■ **TASK GOAL**
Reproduce word for word the part of the article on ED-SCLC treatment costs that begins with "Economic Burden of" and ends after "overall survival (OS).".

Top of GIVEN TEXT

Atezolizumab and durvalumab, when used in combination with chemotherapy as first-line treatments for extensive-disease small-cell lung cancer (ED-SCLC) in Japan, are not cost-effective, according to a recent study. The analysis, which adopted the perspective of Japanese medical insurance payers, compared the cost-effectiveness of atezolizumab plus carboplatin plus etoposide (ACE) and durvalumab plus carboplatin plus etoposide (DCE) against carboplatin plus etoposide (CE) alone.
The study, utilizing a partitioned survival model based on data from the IMpower 133 and CASPIAN trials, revealed that the incremental cost-effectiveness ratios (ICERs) for ACE and DCE were approximately 35 million JPY and 37 million JPY, respectively. These values significantly exceed the commonly used willingness-to-pay threshold of 15 million JPY (approximately 114,068 USD) per quality-adjusted life year (QALY) in Japan.
Economic Burden of ED-SCLC Treatment
Lung cancer remains a leading cause of cancer-related deaths worldwide, with small-cell lung cancer (SCLC) accounting for 10-15% of all lung cancer cases. ED-SCLC, characterized by early and extensive metastasis, carries a particularly poor prognosis. While the combination of platinum-based chemotherapy with etoposide has been the standard of care, recent studies have demonstrated the efficacy of immune checkpoint inhibitors (ICIs) like atezolizumab and durvalumab in improving overall survival (OS).

Bottom of GIVEN TEXT
Top of GIVEN INFORMATION

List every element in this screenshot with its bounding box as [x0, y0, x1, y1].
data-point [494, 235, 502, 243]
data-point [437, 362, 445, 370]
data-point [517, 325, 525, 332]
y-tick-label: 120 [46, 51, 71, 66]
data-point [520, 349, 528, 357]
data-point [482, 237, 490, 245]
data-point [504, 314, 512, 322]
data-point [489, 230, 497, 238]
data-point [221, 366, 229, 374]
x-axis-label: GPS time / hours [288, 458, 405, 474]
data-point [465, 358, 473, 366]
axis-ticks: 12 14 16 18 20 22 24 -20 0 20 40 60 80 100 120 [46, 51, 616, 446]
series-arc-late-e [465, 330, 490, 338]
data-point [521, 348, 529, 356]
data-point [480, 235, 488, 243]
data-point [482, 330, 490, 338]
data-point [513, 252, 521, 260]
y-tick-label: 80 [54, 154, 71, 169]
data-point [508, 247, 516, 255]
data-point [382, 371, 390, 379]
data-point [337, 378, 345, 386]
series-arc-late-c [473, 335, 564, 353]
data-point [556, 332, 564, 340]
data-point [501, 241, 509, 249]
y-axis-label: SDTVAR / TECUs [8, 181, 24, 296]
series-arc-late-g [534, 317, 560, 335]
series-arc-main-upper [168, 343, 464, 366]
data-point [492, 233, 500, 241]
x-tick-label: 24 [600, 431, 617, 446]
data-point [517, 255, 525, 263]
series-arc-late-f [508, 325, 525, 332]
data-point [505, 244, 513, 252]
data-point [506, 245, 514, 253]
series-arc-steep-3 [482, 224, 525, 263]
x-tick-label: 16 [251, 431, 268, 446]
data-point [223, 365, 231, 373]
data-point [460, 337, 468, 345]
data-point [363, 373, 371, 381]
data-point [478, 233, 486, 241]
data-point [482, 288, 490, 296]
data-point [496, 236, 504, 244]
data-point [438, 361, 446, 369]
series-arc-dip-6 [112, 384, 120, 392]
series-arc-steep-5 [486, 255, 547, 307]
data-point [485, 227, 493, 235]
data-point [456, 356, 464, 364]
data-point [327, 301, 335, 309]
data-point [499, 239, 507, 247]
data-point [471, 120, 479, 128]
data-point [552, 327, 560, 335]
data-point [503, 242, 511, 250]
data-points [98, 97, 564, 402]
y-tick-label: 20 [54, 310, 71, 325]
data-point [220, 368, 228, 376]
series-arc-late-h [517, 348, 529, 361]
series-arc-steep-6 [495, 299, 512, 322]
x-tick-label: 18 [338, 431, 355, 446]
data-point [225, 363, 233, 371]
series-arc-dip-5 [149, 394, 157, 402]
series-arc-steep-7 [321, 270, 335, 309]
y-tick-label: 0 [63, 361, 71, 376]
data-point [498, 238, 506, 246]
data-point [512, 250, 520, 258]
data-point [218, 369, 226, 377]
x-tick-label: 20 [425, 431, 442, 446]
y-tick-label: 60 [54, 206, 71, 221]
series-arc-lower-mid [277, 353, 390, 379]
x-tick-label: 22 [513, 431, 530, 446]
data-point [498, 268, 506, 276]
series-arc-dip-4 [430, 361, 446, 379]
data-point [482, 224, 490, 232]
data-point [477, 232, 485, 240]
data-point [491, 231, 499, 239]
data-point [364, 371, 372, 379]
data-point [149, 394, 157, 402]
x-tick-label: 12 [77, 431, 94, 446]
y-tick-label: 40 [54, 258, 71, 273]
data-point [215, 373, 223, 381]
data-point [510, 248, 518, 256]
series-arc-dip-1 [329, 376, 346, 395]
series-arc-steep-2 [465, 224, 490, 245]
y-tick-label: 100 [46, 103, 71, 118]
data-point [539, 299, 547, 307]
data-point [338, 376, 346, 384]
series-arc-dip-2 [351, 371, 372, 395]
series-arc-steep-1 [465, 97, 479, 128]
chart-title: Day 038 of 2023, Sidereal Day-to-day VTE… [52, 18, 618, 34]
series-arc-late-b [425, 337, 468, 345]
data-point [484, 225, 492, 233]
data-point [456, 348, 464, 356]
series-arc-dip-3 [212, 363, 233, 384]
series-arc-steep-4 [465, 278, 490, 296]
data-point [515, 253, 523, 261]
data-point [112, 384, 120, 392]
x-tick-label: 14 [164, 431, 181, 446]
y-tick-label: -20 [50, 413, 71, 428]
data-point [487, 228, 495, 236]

Bottom of GIVEN INFORMATION

■ **EXERCISE RESULT**
Economic Burden of ED-SCLC Treatment
Lung cancer remains a leading cause of cancer-related deaths worldwide, with small-cell lung cancer (SCLC) accounting for 10-15% of all lung cancer cases. ED-SCLC, characterized by early and extensive metastasis, carries a particularly poor prognosis. While the combination of platinum-based chemotherapy with etoposide has been the standard of care, recent studies have demonstrated the efficacy of immune checkpoint inhibitors (ICIs) like atezolizumab and durvalumab in improving overall survival (OS).